— Start —
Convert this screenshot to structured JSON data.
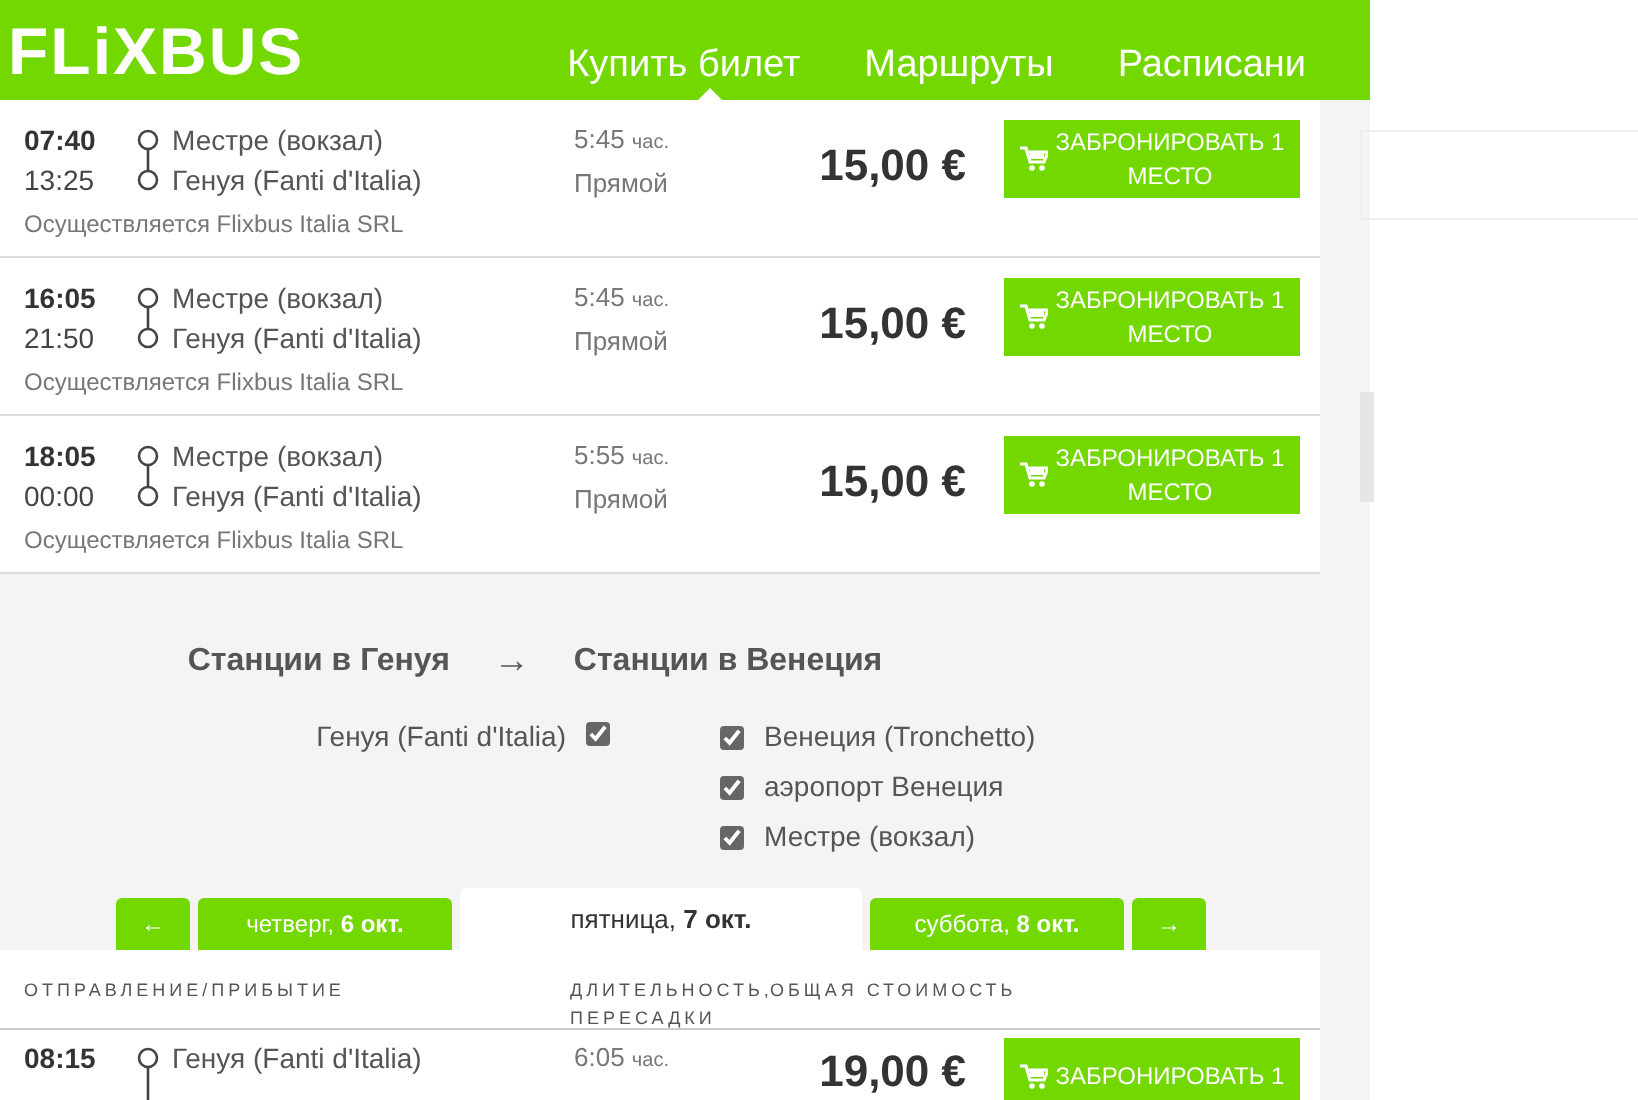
{
  "header": {
    "logo": "FLiXBUS",
    "nav": [
      {
        "label": "Купить билет",
        "selected": true
      },
      {
        "label": "Маршруты",
        "selected": false
      },
      {
        "label": "Расписани",
        "selected": false
      }
    ]
  },
  "trips": [
    {
      "departure": "07:40",
      "arrival": "13:25",
      "from": "Местре (вокзал)",
      "to": "Генуя (Fanti d'Italia)",
      "duration": "5:45",
      "duration_unit": "час.",
      "transfer": "Прямой",
      "operator": "Осуществляется Flixbus Italia SRL",
      "price": "15,00 €",
      "button": "ЗАБРОНИРОВАТЬ 1 МЕСТО"
    },
    {
      "departure": "16:05",
      "arrival": "21:50",
      "from": "Местре (вокзал)",
      "to": "Генуя (Fanti d'Italia)",
      "duration": "5:45",
      "duration_unit": "час.",
      "transfer": "Прямой",
      "operator": "Осуществляется Flixbus Italia SRL",
      "price": "15,00 €",
      "button": "ЗАБРОНИРОВАТЬ 1 МЕСТО"
    },
    {
      "departure": "18:05",
      "arrival": "00:00",
      "from": "Местре (вокзал)",
      "to": "Генуя (Fanti d'Italia)",
      "duration": "5:55",
      "duration_unit": "час.",
      "transfer": "Прямой",
      "operator": "Осуществляется Flixbus Italia SRL",
      "price": "15,00 €",
      "button": "ЗАБРОНИРОВАТЬ 1 МЕСТО"
    }
  ],
  "stations": {
    "from_title": "Станции в Генуя",
    "arrow": "→",
    "to_title": "Станции в Венеция",
    "from": [
      {
        "label": "Генуя (Fanti d'Italia)",
        "checked": true
      }
    ],
    "to": [
      {
        "label": "Венеция (Tronchetto)",
        "checked": true
      },
      {
        "label": "аэропорт Венеция",
        "checked": true
      },
      {
        "label": "Местре (вокзал)",
        "checked": true
      }
    ]
  },
  "day_tabs": {
    "prev": "←",
    "days": [
      {
        "label": "четверг, **6 окт.**",
        "selected": false
      },
      {
        "label": "пятница, **7 окт.**",
        "selected": true
      },
      {
        "label": "суббота, **8 окт.**",
        "selected": false
      }
    ],
    "next": "→"
  },
  "table": {
    "columns": [
      "ОТПРАВЛЕНИЕ/ПРИБЫТИЕ",
      "ДЛИТЕЛЬНОСТЬ, ПЕРЕСАДКИ",
      "ОБЩАЯ СТОИМОСТЬ"
    ],
    "rows": [
      {
        "departure": "08:15",
        "from": "Генуя (Fanti d'Italia)",
        "duration": "6:05",
        "duration_unit": "час.",
        "price": "19,00 €",
        "button": "ЗАБРОНИРОВАТЬ 1"
      }
    ]
  }
}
— End —
**WRITTEN INSTRUCTION**
Looking at the entries above, how many lines contain the word "label"? Answer with the number alone.

**RESPONSE BELOW**
10